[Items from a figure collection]
::::
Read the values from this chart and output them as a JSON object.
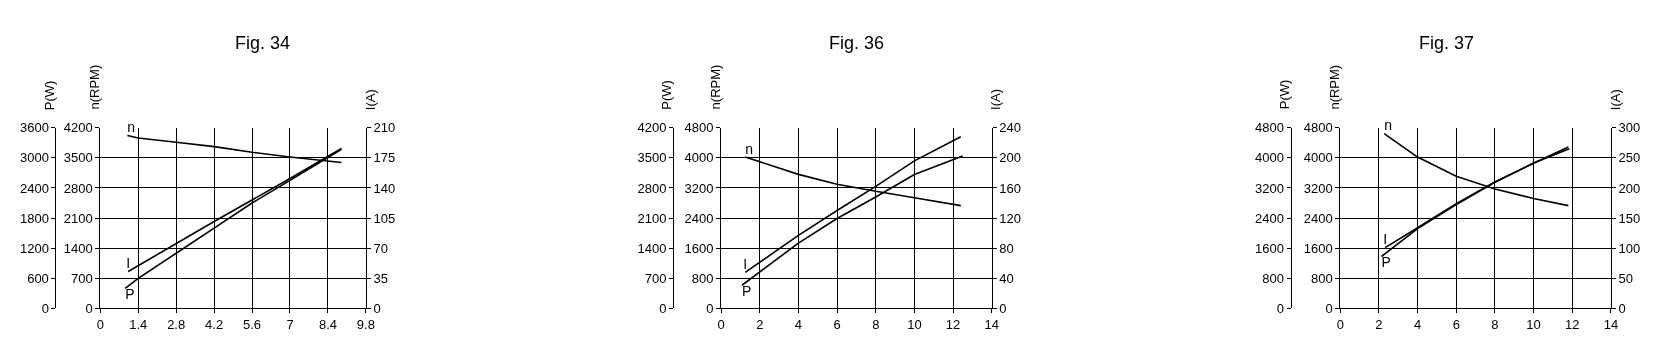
{
  "chart_data": [
    {
      "type": "line",
      "title": "Fig. 34",
      "ylabel": "P(W)",
      "y2label": "n(RPM)",
      "y3label": "I(A)",
      "legend": false,
      "grid": true,
      "xlim": [
        0,
        9.8
      ],
      "xticks": [
        0,
        1.4,
        2.8,
        4.2,
        5.6,
        7,
        8.4,
        9.8
      ],
      "ylim": [
        0,
        3600
      ],
      "yticks": [
        0,
        600,
        1200,
        1800,
        2400,
        3000,
        3600
      ],
      "y2lim": [
        0,
        4200
      ],
      "y2ticks": [
        0,
        700,
        1400,
        2100,
        2800,
        3500,
        4200
      ],
      "y3lim": [
        0,
        210
      ],
      "y3ticks": [
        0,
        35,
        70,
        105,
        140,
        175,
        210
      ],
      "series": [
        {
          "name": "n",
          "color": "#000000",
          "axis": "y2",
          "x": [
            1.0,
            1.4,
            2.8,
            4.2,
            5.6,
            7.0,
            8.9
          ],
          "values": [
            4020,
            3960,
            3860,
            3760,
            3630,
            3520,
            3390
          ]
        },
        {
          "name": "I",
          "color": "#000000",
          "axis": "y3",
          "x": [
            1.03,
            4.2,
            7.0,
            8.9
          ],
          "values": [
            43,
            101,
            151,
            186
          ]
        },
        {
          "name": "P",
          "color": "#000000",
          "x": [
            0.92,
            1.4,
            2.8,
            4.2,
            5.6,
            7.0,
            8.9
          ],
          "values": [
            400,
            600,
            1100,
            1600,
            2100,
            2550,
            3170
          ]
        }
      ]
    },
    {
      "type": "line",
      "title": "Fig. 36",
      "ylabel": "P(W)",
      "y2label": "n(RPM)",
      "y3label": "I(A)",
      "legend": false,
      "grid": true,
      "xlim": [
        0,
        14
      ],
      "xticks": [
        0,
        2,
        4,
        6,
        8,
        10,
        12,
        14
      ],
      "ylim": [
        0,
        4200
      ],
      "yticks": [
        0,
        700,
        1400,
        2100,
        2800,
        3500,
        4200
      ],
      "y2lim": [
        0,
        4800
      ],
      "y2ticks": [
        0,
        800,
        1600,
        2400,
        3200,
        4000,
        4800
      ],
      "y3lim": [
        0,
        240
      ],
      "y3ticks": [
        0,
        40,
        80,
        120,
        160,
        200,
        240
      ],
      "series": [
        {
          "name": "n",
          "color": "#000000",
          "axis": "y2",
          "x": [
            1.25,
            4,
            6,
            8,
            10,
            12.4
          ],
          "values": [
            4020,
            3560,
            3300,
            3110,
            2940,
            2730
          ]
        },
        {
          "name": "I",
          "color": "#000000",
          "axis": "y3",
          "x": [
            1.25,
            4,
            6,
            8,
            10,
            12.4
          ],
          "values": [
            48,
            97,
            130,
            162,
            196,
            228
          ]
        },
        {
          "name": "P",
          "color": "#000000",
          "x": [
            1.08,
            4,
            6,
            8,
            10,
            12.5
          ],
          "values": [
            540,
            1520,
            2090,
            2590,
            3110,
            3540
          ]
        }
      ]
    },
    {
      "type": "line",
      "title": "Fig. 37",
      "ylabel": "P(W)",
      "y2label": "n(RPM)",
      "y3label": "I(A)",
      "legend": false,
      "grid": true,
      "xlim": [
        0,
        14
      ],
      "xticks": [
        0,
        2,
        4,
        6,
        8,
        10,
        12,
        14
      ],
      "ylim": [
        0,
        4800
      ],
      "yticks": [
        0,
        800,
        1600,
        2400,
        3200,
        4000,
        4800
      ],
      "y2lim": [
        0,
        4800
      ],
      "y2ticks": [
        0,
        800,
        1600,
        2400,
        3200,
        4000,
        4800
      ],
      "y3lim": [
        0,
        300
      ],
      "y3ticks": [
        0,
        50,
        100,
        150,
        200,
        250,
        300
      ],
      "series": [
        {
          "name": "n",
          "color": "#000000",
          "axis": "y2",
          "x": [
            2.27,
            4,
            6,
            8,
            10,
            11.8
          ],
          "values": [
            4640,
            4020,
            3510,
            3170,
            2920,
            2730
          ]
        },
        {
          "name": "I",
          "color": "#000000",
          "axis": "y3",
          "x": [
            2.32,
            4,
            6,
            8,
            10,
            11.8
          ],
          "values": [
            101,
            134,
            174,
            210,
            241,
            268
          ]
        },
        {
          "name": "P",
          "color": "#000000",
          "x": [
            2.13,
            4,
            6,
            8,
            10,
            11.85
          ],
          "values": [
            1380,
            2120,
            2760,
            3350,
            3860,
            4240
          ]
        }
      ]
    }
  ]
}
::::
## PROBLEM DESCRIPTION
Without including any pictures, output all the entries above exactly.

## SOLUTION FOR THIS PROBLEM
Read the values from this chart and output them as a JSON object.
{
  "chart_data": [
    {
      "type": "line",
      "title": "Fig. 34",
      "ylabel": "P(W)",
      "y2label": "n(RPM)",
      "y3label": "I(A)",
      "legend": false,
      "grid": true,
      "xlim": [
        0,
        9.8
      ],
      "xticks": [
        0,
        1.4,
        2.8,
        4.2,
        5.6,
        7,
        8.4,
        9.8
      ],
      "ylim": [
        0,
        3600
      ],
      "yticks": [
        0,
        600,
        1200,
        1800,
        2400,
        3000,
        3600
      ],
      "y2lim": [
        0,
        4200
      ],
      "y2ticks": [
        0,
        700,
        1400,
        2100,
        2800,
        3500,
        4200
      ],
      "y3lim": [
        0,
        210
      ],
      "y3ticks": [
        0,
        35,
        70,
        105,
        140,
        175,
        210
      ],
      "series": [
        {
          "name": "n",
          "color": "#000000",
          "axis": "y2",
          "x": [
            1.0,
            1.4,
            2.8,
            4.2,
            5.6,
            7.0,
            8.9
          ],
          "values": [
            4020,
            3960,
            3860,
            3760,
            3630,
            3520,
            3390
          ]
        },
        {
          "name": "I",
          "color": "#000000",
          "axis": "y3",
          "x": [
            1.03,
            4.2,
            7.0,
            8.9
          ],
          "values": [
            43,
            101,
            151,
            186
          ]
        },
        {
          "name": "P",
          "color": "#000000",
          "x": [
            0.92,
            1.4,
            2.8,
            4.2,
            5.6,
            7.0,
            8.9
          ],
          "values": [
            400,
            600,
            1100,
            1600,
            2100,
            2550,
            3170
          ]
        }
      ]
    },
    {
      "type": "line",
      "title": "Fig. 36",
      "ylabel": "P(W)",
      "y2label": "n(RPM)",
      "y3label": "I(A)",
      "legend": false,
      "grid": true,
      "xlim": [
        0,
        14
      ],
      "xticks": [
        0,
        2,
        4,
        6,
        8,
        10,
        12,
        14
      ],
      "ylim": [
        0,
        4200
      ],
      "yticks": [
        0,
        700,
        1400,
        2100,
        2800,
        3500,
        4200
      ],
      "y2lim": [
        0,
        4800
      ],
      "y2ticks": [
        0,
        800,
        1600,
        2400,
        3200,
        4000,
        4800
      ],
      "y3lim": [
        0,
        240
      ],
      "y3ticks": [
        0,
        40,
        80,
        120,
        160,
        200,
        240
      ],
      "series": [
        {
          "name": "n",
          "color": "#000000",
          "axis": "y2",
          "x": [
            1.25,
            4,
            6,
            8,
            10,
            12.4
          ],
          "values": [
            4020,
            3560,
            3300,
            3110,
            2940,
            2730
          ]
        },
        {
          "name": "I",
          "color": "#000000",
          "axis": "y3",
          "x": [
            1.25,
            4,
            6,
            8,
            10,
            12.4
          ],
          "values": [
            48,
            97,
            130,
            162,
            196,
            228
          ]
        },
        {
          "name": "P",
          "color": "#000000",
          "x": [
            1.08,
            4,
            6,
            8,
            10,
            12.5
          ],
          "values": [
            540,
            1520,
            2090,
            2590,
            3110,
            3540
          ]
        }
      ]
    },
    {
      "type": "line",
      "title": "Fig. 37",
      "ylabel": "P(W)",
      "y2label": "n(RPM)",
      "y3label": "I(A)",
      "legend": false,
      "grid": true,
      "xlim": [
        0,
        14
      ],
      "xticks": [
        0,
        2,
        4,
        6,
        8,
        10,
        12,
        14
      ],
      "ylim": [
        0,
        4800
      ],
      "yticks": [
        0,
        800,
        1600,
        2400,
        3200,
        4000,
        4800
      ],
      "y2lim": [
        0,
        4800
      ],
      "y2ticks": [
        0,
        800,
        1600,
        2400,
        3200,
        4000,
        4800
      ],
      "y3lim": [
        0,
        300
      ],
      "y3ticks": [
        0,
        50,
        100,
        150,
        200,
        250,
        300
      ],
      "series": [
        {
          "name": "n",
          "color": "#000000",
          "axis": "y2",
          "x": [
            2.27,
            4,
            6,
            8,
            10,
            11.8
          ],
          "values": [
            4640,
            4020,
            3510,
            3170,
            2920,
            2730
          ]
        },
        {
          "name": "I",
          "color": "#000000",
          "axis": "y3",
          "x": [
            2.32,
            4,
            6,
            8,
            10,
            11.8
          ],
          "values": [
            101,
            134,
            174,
            210,
            241,
            268
          ]
        },
        {
          "name": "P",
          "color": "#000000",
          "x": [
            2.13,
            4,
            6,
            8,
            10,
            11.85
          ],
          "values": [
            1380,
            2120,
            2760,
            3350,
            3860,
            4240
          ]
        }
      ]
    }
  ]
}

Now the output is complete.